◆ Given text ◆
==============================

The individual dataset shards are compressed in the Zstandard or .zst format and must be decompressed. The following script distributes the downloaded files across all ranks, decompresses the shards, and then removes the compressed downloads to keep the filesystem clean. Using the local VS Code session, save the script in the local directory as data_prep/extract.py.

import os
from glob import glob
import zstandard as zstd


def split_shards(wsize, dataset):
    shards = []

    for shard in range(wsize):
        idx_start = (shard * len(dataset)) // wsize
        idx_end = ((shard + 1) * len(dataset)) // wsize
        shards.append(dataset[idx_start:idx_end])
    return shards

def extract_shard(shard):
    extracted_filename = shard.replace(".zst", "")

    # Very rare scenario where another rank has already processed a shard
    if not os.path.exists(shard):
        return

    with open(shard, "rb") as in_file, open(extracted_filename, "wb") as out_file:
        dctx = zstd.ZstdDecompressor(max_window_size=2**27)
        reader = dctx.stream_reader(in_file)

        while True:
            chunk = reader.read(4096)
            if not chunk:
                break
            out_file.write(chunk)

    os.remove(shard)

def extract(directory=""):
    wrank = int(os.environ.get("RANK", 0))
    wsize = int(os.environ.get("WORLD_SIZE", 0))

    dataset = sorted(glob(os.path.join(directory, "example_train*zst")))
    shards_to_extract = split_shards(wsize, dataset)

    for shard in shards_to_extract[wrank]:
        extract_shard(shard)
Concatenate

Given the SlimPajama dataset contains nearly 60,000 files, it is helpful to concatenate them into fewer, larger files. Processing a smaller number of large files is much faster than handling a large number of small files, which eliminates potential data bottlenecks during the pre-training stage.

The following script takes 1,200 individual shards at a time and combines them into one large file, repeating for the entire dataset. Each rank concatenates a unique subsection of the dataset and deletes the individual shards in the end. Using the local VS Code session, save the script in the local directory as data_prep/concat.sh.

Note

The script combines 1,200 individual shards by default into a single file. For the complete dataset, this will yield 50 larger combined files representing the data, each being approximately 51 GB in size. To change how many shards are used in each file, increase or decrease the shards_per_file variable below. A larger number will result in fewer files that are larger in size. A smaller number will result in more files that are smaller in size.

==============================

◆ Extracted entries ◆
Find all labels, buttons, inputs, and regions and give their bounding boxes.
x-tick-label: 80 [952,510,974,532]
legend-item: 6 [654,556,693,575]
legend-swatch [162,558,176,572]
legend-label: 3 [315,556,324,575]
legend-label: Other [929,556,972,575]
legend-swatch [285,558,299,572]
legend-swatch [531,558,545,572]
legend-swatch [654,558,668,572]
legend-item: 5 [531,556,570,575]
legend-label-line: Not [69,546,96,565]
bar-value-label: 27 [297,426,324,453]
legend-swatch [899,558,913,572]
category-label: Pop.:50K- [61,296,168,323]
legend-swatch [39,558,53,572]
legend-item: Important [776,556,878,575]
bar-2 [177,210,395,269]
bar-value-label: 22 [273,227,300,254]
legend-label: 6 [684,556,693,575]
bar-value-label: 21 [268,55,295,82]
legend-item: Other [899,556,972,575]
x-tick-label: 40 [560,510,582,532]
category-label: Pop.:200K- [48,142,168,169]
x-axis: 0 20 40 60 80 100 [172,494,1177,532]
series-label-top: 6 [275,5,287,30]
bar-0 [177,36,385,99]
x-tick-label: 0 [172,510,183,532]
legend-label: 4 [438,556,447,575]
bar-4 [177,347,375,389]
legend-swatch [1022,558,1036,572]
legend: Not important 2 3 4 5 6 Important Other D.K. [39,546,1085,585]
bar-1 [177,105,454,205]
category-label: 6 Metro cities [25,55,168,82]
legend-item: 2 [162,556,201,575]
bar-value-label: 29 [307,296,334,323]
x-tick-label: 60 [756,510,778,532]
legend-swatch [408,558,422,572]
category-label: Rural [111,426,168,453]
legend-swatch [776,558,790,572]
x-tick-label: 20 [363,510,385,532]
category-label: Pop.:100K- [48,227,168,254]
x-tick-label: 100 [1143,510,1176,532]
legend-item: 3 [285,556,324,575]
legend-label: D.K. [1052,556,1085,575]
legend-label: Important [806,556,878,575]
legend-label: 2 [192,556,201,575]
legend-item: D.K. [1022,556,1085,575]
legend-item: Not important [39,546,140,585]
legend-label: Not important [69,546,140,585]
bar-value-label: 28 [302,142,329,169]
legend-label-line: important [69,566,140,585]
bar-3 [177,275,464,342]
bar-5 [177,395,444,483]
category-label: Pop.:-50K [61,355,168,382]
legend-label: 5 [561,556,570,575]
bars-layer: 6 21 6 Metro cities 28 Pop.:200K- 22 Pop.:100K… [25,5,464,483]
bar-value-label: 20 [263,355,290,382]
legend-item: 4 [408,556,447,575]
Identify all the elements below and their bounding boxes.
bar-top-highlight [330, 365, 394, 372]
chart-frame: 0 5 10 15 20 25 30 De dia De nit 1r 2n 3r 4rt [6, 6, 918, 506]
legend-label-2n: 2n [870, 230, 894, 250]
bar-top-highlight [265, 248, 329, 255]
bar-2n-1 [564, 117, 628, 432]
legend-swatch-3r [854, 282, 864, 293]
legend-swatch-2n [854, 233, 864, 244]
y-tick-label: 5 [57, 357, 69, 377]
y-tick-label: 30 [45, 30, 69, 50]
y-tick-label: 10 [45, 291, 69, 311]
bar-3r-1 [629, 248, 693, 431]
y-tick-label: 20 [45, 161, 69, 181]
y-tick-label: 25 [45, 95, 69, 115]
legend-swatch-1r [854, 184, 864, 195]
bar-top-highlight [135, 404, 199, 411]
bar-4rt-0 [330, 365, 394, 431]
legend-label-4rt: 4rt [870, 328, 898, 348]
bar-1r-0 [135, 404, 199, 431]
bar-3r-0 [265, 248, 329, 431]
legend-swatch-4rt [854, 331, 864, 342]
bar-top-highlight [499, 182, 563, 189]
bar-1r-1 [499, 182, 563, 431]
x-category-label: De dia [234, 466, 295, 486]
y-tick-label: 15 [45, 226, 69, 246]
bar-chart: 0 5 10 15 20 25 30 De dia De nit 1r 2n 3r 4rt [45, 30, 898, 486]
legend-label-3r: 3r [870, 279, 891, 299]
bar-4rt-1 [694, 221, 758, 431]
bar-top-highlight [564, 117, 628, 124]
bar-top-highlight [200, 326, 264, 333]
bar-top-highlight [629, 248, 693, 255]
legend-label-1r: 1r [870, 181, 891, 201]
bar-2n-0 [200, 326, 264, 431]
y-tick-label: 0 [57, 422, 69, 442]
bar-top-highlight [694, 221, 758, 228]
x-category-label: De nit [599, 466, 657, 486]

==============================

◆ Assigned task A ◆
Answer these questions from the data-preparation text:
(i) Under what file name and directory should the decompression script be saved?
(ii) About how many files does the SlimPajama dataset contain?
(iii) Which variable sets how many shards are combined into each file?
◆ Assigned task B ◆
Transcribe the data-preparation text from "return shards" up to and including "reader = dctx.stream_reader(in_file)".
◆ Assigned task C ◆
Pick up the data-preparation text after its last sentence and continue it.
The records have no connection to the data-preparation text.

◆ Task output A ◆
(i) data_prep/extract.py
(ii) Nearly 60,000 files
(iii) shards_per_file

◆ Task output B ◆
return shards

def extract_shard(shard):
    extracted_filename = shard.replace(".zst", "")

    # Very rare scenario where another rank has already processed a shard
    if not os.path.exists(shard):
        return

    with open(shard, "rb") as in_file, open(extracted_filename, "wb") as out_file:
        dctx = zstd.ZstdDecompressor(max_window_size=2**27)
        reader = dctx.stream_reader(in_file)

◆ Task output C ◆
#!/bin/bash
directory=$1
shards_per_file=1200
num_files=`find ${directory} -name 'example_train_chunk*.jsonl' | wc -l`
files=(${directory}/example_train_chunk*.jsonl)
rank=$RANK
world_size=$WORLD_SIZE

# Find the ceiling of the result
shards=$(((num_files+shards_per_file-1)/shards_per_file ))

echo "Creating ${shards} combined chunk(s) comprising ${shards_per_file} files each"

for ((i=0; i<$shards; i++)); do
  if (( (( $i - $rank )) % $world_size )) ; then
    continue
  fi
  file_start=$((i*shards_per_file))

  if [[ $(((i+1)*shards_per_file)) -ge ${#files[@]} ]]; then
    file_stop=$((${#files[@]}-1))
  else
    file_stop=$(((i+1)*shards_per_file))
  fi

  echo "  Building chunk $i with files $file_start to $file_stop"
  for file in "${files[@]:$file_start:$shards_per_file}"; do
    cat "$file" >> "${directory}/slim_pajama_${i}.jsonl"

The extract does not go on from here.